▶ Stated goal
Repeat every entry word for word, but leave the images out of your copy.

▶ Input data

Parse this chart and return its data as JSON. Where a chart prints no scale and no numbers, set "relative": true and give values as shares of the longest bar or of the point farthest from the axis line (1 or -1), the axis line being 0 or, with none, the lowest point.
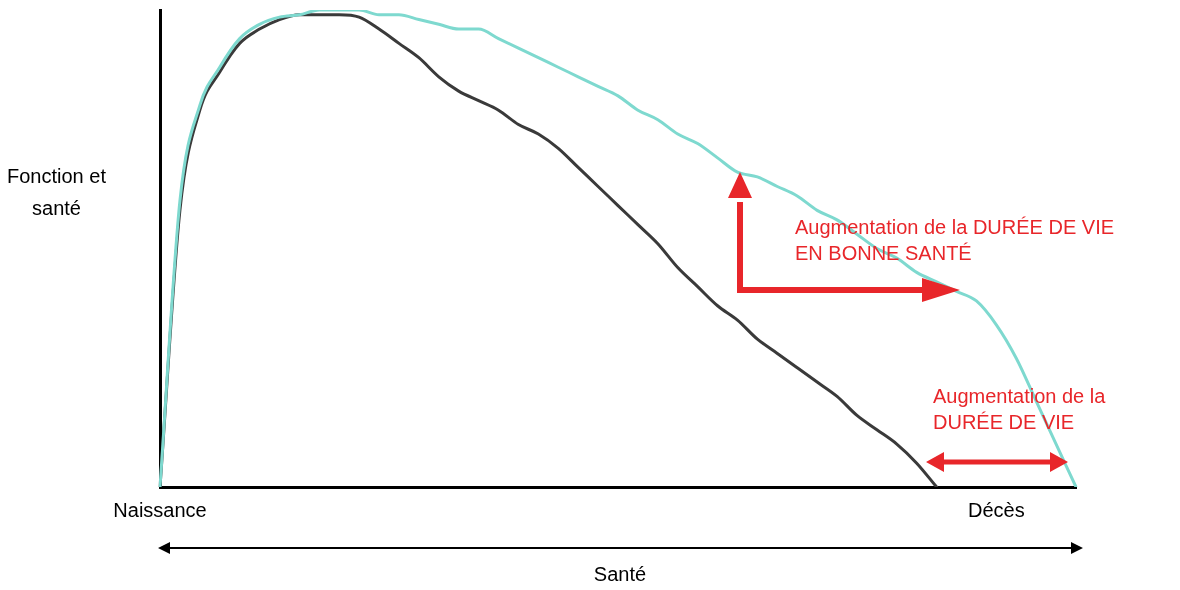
{
  "chart_data": {
    "type": "line",
    "relative": true,
    "xlabel": "Santé",
    "ylabel": "Fonction et santé",
    "categories": [
      "Naissance",
      null,
      null,
      null,
      null,
      null,
      null,
      null,
      null,
      null,
      null,
      null,
      null,
      null,
      null,
      null,
      null,
      null,
      null,
      null,
      null,
      null,
      null,
      null,
      null,
      null,
      null,
      null,
      null,
      null,
      null,
      null,
      null,
      null,
      null,
      null,
      null,
      null,
      null,
      null,
      null,
      null,
      "Décès",
      null,
      null,
      null,
      null
    ],
    "series": [
      {
        "color": "#7ed9cf",
        "values": [
          0,
          0.6,
          0.8,
          0.88,
          0.94,
          0.97,
          0.985,
          0.99,
          1,
          1,
          1,
          0.99,
          0.99,
          0.98,
          0.97,
          0.96,
          0.96,
          0.94,
          0.92,
          0.9,
          0.88,
          0.86,
          0.84,
          0.82,
          0.79,
          0.77,
          0.74,
          0.72,
          0.69,
          0.66,
          0.65,
          0.63,
          0.61,
          0.58,
          0.56,
          0.53,
          0.5,
          0.48,
          0.45,
          0.43,
          0.41,
          0.39,
          0.34,
          0.27,
          0.18,
          0.09,
          0
        ]
      },
      {
        "color": "#3a3a3a",
        "values": [
          0,
          0.58,
          0.79,
          0.87,
          0.93,
          0.96,
          0.98,
          0.99,
          0.99,
          0.99,
          0.985,
          0.96,
          0.93,
          0.9,
          0.86,
          0.83,
          0.81,
          0.79,
          0.76,
          0.74,
          0.71,
          0.67,
          0.63,
          0.59,
          0.55,
          0.51,
          0.46,
          0.42,
          0.38,
          0.35,
          0.31,
          0.28,
          0.25,
          0.22,
          0.19,
          0.15,
          0.12,
          0.09,
          0.05,
          0,
          null,
          null,
          null,
          null,
          null,
          null,
          null
        ]
      }
    ],
    "annotations": [
      "Augmentation de la DURÉE DE VIE EN BONNE SANTÉ",
      "Augmentation de la DURÉE DE VIE"
    ],
    "tick_labels": "x",
    "grid": false,
    "legend": false,
    "marker": "none",
    "line_style": "solid"
  }
}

▶ Solution
Parse this chart and return its data as JSON. Where a chart prints no scale and no numbers, set "relative": true and give values as shares of the longest bar or of the point farthest from the axis line (1 or -1), the axis line being 0 or, with none, the lowest point.
{
  "chart_data": {
    "type": "line",
    "relative": true,
    "xlabel": "Santé",
    "ylabel": "Fonction et santé",
    "categories": [
      "Naissance",
      null,
      null,
      null,
      null,
      null,
      null,
      null,
      null,
      null,
      null,
      null,
      null,
      null,
      null,
      null,
      null,
      null,
      null,
      null,
      null,
      null,
      null,
      null,
      null,
      null,
      null,
      null,
      null,
      null,
      null,
      null,
      null,
      null,
      null,
      null,
      null,
      null,
      null,
      null,
      null,
      null,
      "Décès",
      null,
      null,
      null,
      null
    ],
    "series": [
      {
        "color": "#7ed9cf",
        "values": [
          0,
          0.6,
          0.8,
          0.88,
          0.94,
          0.97,
          0.985,
          0.99,
          1,
          1,
          1,
          0.99,
          0.99,
          0.98,
          0.97,
          0.96,
          0.96,
          0.94,
          0.92,
          0.9,
          0.88,
          0.86,
          0.84,
          0.82,
          0.79,
          0.77,
          0.74,
          0.72,
          0.69,
          0.66,
          0.65,
          0.63,
          0.61,
          0.58,
          0.56,
          0.53,
          0.5,
          0.48,
          0.45,
          0.43,
          0.41,
          0.39,
          0.34,
          0.27,
          0.18,
          0.09,
          0
        ]
      },
      {
        "color": "#3a3a3a",
        "values": [
          0,
          0.58,
          0.79,
          0.87,
          0.93,
          0.96,
          0.98,
          0.99,
          0.99,
          0.99,
          0.985,
          0.96,
          0.93,
          0.9,
          0.86,
          0.83,
          0.81,
          0.79,
          0.76,
          0.74,
          0.71,
          0.67,
          0.63,
          0.59,
          0.55,
          0.51,
          0.46,
          0.42,
          0.38,
          0.35,
          0.31,
          0.28,
          0.25,
          0.22,
          0.19,
          0.15,
          0.12,
          0.09,
          0.05,
          0,
          null,
          null,
          null,
          null,
          null,
          null,
          null
        ]
      }
    ],
    "annotations": [
      "Augmentation de la DURÉE DE VIE EN BONNE SANTÉ",
      "Augmentation de la DURÉE DE VIE"
    ],
    "tick_labels": "x",
    "grid": false,
    "legend": false,
    "marker": "none",
    "line_style": "solid"
  }
}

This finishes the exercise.